[Job]: Quote the whole listing word for word. Do not include the pictures.
-*-*-
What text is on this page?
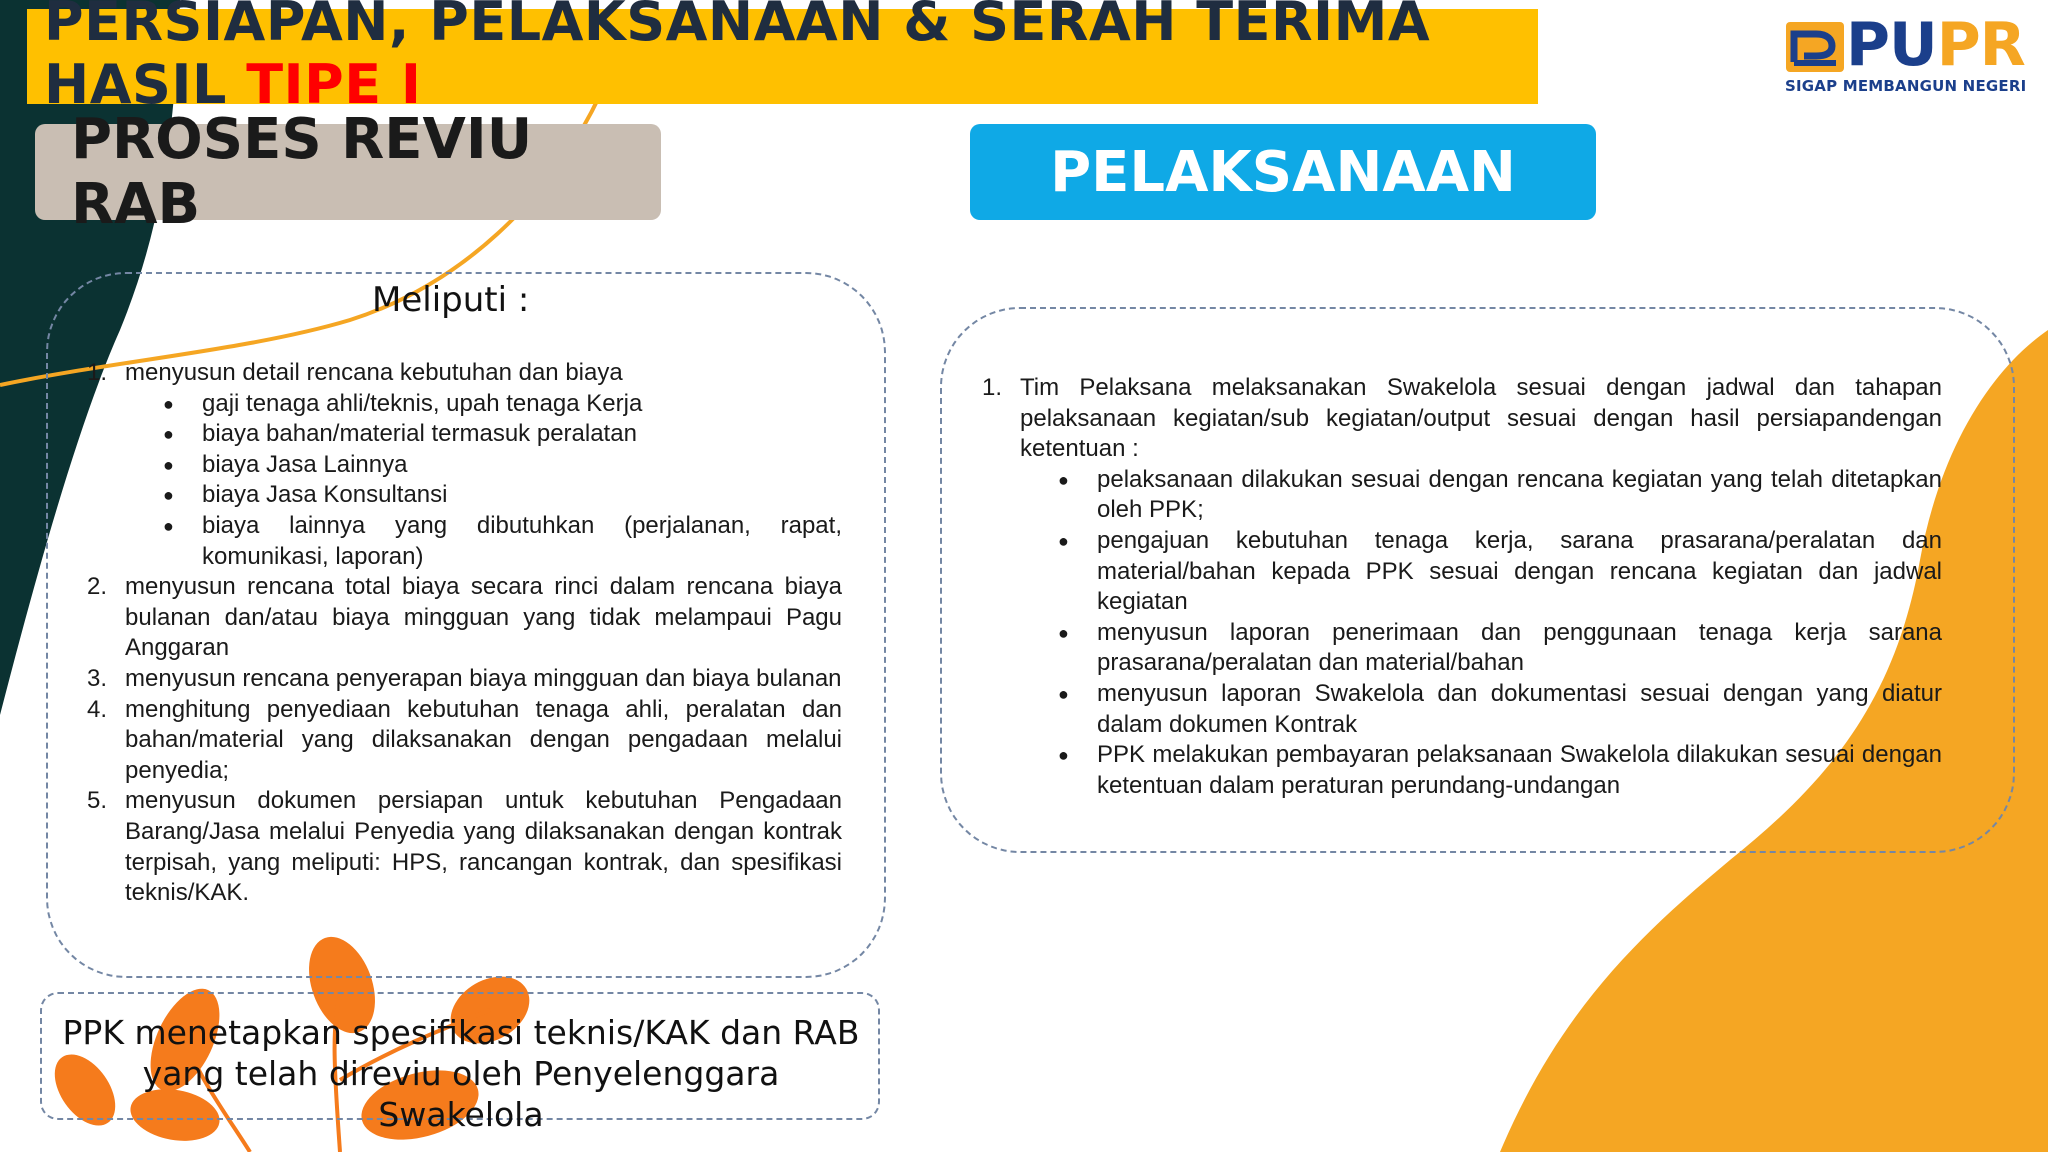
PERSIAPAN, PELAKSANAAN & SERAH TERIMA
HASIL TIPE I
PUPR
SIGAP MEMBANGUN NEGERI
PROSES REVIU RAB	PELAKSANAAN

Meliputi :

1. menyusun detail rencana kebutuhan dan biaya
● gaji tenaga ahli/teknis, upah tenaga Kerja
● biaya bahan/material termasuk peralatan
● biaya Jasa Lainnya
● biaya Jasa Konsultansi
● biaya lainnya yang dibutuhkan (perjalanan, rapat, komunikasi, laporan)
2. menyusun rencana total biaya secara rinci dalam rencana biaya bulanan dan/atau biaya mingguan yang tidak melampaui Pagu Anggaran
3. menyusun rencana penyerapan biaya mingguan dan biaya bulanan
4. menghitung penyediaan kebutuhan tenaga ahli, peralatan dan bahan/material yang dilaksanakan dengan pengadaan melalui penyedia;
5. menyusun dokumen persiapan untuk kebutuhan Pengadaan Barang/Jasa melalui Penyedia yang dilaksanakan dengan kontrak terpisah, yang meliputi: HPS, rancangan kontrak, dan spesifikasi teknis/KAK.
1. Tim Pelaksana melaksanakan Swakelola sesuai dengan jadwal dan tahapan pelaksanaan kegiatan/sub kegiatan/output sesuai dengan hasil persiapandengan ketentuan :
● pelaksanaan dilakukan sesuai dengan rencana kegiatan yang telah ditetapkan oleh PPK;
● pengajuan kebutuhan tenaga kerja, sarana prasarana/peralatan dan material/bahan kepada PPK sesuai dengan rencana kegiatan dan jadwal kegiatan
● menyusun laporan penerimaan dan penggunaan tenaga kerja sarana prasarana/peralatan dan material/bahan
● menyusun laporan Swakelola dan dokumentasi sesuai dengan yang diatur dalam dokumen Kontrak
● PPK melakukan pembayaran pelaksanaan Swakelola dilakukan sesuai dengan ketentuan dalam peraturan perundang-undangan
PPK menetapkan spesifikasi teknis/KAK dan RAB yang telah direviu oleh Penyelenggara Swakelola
-*-*-
[Problem solution]:
What text is on this page?
PERSIAPAN, PELAKSANAAN & SERAH TERIMA
HASIL TIPE I
PUPR
SIGAP MEMBANGUN NEGERI
PROSES REVIU RAB	PELAKSANAAN

Meliputi :

1. menyusun detail rencana kebutuhan dan biaya
● gaji tenaga ahli/teknis, upah tenaga Kerja
● biaya bahan/material termasuk peralatan
● biaya Jasa Lainnya
● biaya Jasa Konsultansi
● biaya lainnya yang dibutuhkan (perjalanan, rapat, komunikasi, laporan)
2. menyusun rencana total biaya secara rinci dalam rencana biaya bulanan dan/atau biaya mingguan yang tidak melampaui Pagu Anggaran
3. menyusun rencana penyerapan biaya mingguan dan biaya bulanan
4. menghitung penyediaan kebutuhan tenaga ahli, peralatan dan bahan/material yang dilaksanakan dengan pengadaan melalui penyedia;
5. menyusun dokumen persiapan untuk kebutuhan Pengadaan Barang/Jasa melalui Penyedia yang dilaksanakan dengan kontrak terpisah, yang meliputi: HPS, rancangan kontrak, dan spesifikasi teknis/KAK.
1. Tim Pelaksana melaksanakan Swakelola sesuai dengan jadwal dan tahapan pelaksanaan kegiatan/sub kegiatan/output sesuai dengan hasil persiapandengan ketentuan :
● pelaksanaan dilakukan sesuai dengan rencana kegiatan yang telah ditetapkan oleh PPK;
● pengajuan kebutuhan tenaga kerja, sarana prasarana/peralatan dan material/bahan kepada PPK sesuai dengan rencana kegiatan dan jadwal kegiatan
● menyusun laporan penerimaan dan penggunaan tenaga kerja sarana prasarana/peralatan dan material/bahan
● menyusun laporan Swakelola dan dokumentasi sesuai dengan yang diatur dalam dokumen Kontrak
● PPK melakukan pembayaran pelaksanaan Swakelola dilakukan sesuai dengan ketentuan dalam peraturan perundang-undangan
PPK menetapkan spesifikasi teknis/KAK dan RAB yang telah direviu oleh Penyelenggara Swakelola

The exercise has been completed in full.